╭──

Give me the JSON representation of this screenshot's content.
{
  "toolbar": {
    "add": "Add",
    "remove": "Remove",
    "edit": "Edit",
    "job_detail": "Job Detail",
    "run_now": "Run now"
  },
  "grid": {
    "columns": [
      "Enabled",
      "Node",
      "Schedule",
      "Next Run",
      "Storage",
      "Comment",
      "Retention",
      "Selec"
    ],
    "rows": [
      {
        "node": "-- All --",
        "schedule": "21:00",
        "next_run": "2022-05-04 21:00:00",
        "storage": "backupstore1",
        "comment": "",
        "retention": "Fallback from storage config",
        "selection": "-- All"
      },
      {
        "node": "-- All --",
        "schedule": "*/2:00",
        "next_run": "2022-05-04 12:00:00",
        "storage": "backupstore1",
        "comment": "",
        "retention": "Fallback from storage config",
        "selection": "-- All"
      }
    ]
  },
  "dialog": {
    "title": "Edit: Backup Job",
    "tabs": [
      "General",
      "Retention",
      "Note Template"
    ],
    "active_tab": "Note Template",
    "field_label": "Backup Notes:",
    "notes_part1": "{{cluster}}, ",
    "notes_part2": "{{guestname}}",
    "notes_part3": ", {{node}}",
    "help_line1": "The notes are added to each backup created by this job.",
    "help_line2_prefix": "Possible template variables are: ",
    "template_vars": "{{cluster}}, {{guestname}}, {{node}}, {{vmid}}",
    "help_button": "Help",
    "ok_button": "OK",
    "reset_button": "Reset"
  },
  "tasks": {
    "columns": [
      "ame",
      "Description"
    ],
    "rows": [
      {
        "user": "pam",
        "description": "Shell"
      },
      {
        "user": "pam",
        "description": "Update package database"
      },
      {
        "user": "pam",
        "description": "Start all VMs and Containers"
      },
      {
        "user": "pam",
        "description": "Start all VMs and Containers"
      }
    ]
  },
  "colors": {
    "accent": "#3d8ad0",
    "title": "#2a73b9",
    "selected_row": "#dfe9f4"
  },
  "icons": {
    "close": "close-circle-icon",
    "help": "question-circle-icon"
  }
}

╰──

Requirement
Give the listing above again, word for word.

Finished exercise
Give me the JSON representation of this screenshot's content.
{
  "toolbar": {
    "add": "Add",
    "remove": "Remove",
    "edit": "Edit",
    "job_detail": "Job Detail",
    "run_now": "Run now"
  },
  "grid": {
    "columns": [
      "Enabled",
      "Node",
      "Schedule",
      "Next Run",
      "Storage",
      "Comment",
      "Retention",
      "Selec"
    ],
    "rows": [
      {
        "node": "-- All --",
        "schedule": "21:00",
        "next_run": "2022-05-04 21:00:00",
        "storage": "backupstore1",
        "comment": "",
        "retention": "Fallback from storage config",
        "selection": "-- All"
      },
      {
        "node": "-- All --",
        "schedule": "*/2:00",
        "next_run": "2022-05-04 12:00:00",
        "storage": "backupstore1",
        "comment": "",
        "retention": "Fallback from storage config",
        "selection": "-- All"
      }
    ]
  },
  "dialog": {
    "title": "Edit: Backup Job",
    "tabs": [
      "General",
      "Retention",
      "Note Template"
    ],
    "active_tab": "Note Template",
    "field_label": "Backup Notes:",
    "notes_part1": "{{cluster}}, ",
    "notes_part2": "{{guestname}}",
    "notes_part3": ", {{node}}",
    "help_line1": "The notes are added to each backup created by this job.",
    "help_line2_prefix": "Possible template variables are: ",
    "template_vars": "{{cluster}}, {{guestname}}, {{node}}, {{vmid}}",
    "help_button": "Help",
    "ok_button": "OK",
    "reset_button": "Reset"
  },
  "tasks": {
    "columns": [
      "ame",
      "Description"
    ],
    "rows": [
      {
        "user": "pam",
        "description": "Shell"
      },
      {
        "user": "pam",
        "description": "Update package database"
      },
      {
        "user": "pam",
        "description": "Start all VMs and Containers"
      },
      {
        "user": "pam",
        "description": "Start all VMs and Containers"
      }
    ]
  },
  "colors": {
    "accent": "#3d8ad0",
    "title": "#2a73b9",
    "selected_row": "#dfe9f4"
  },
  "icons": {
    "close": "close-circle-icon",
    "help": "question-circle-icon"
  }
}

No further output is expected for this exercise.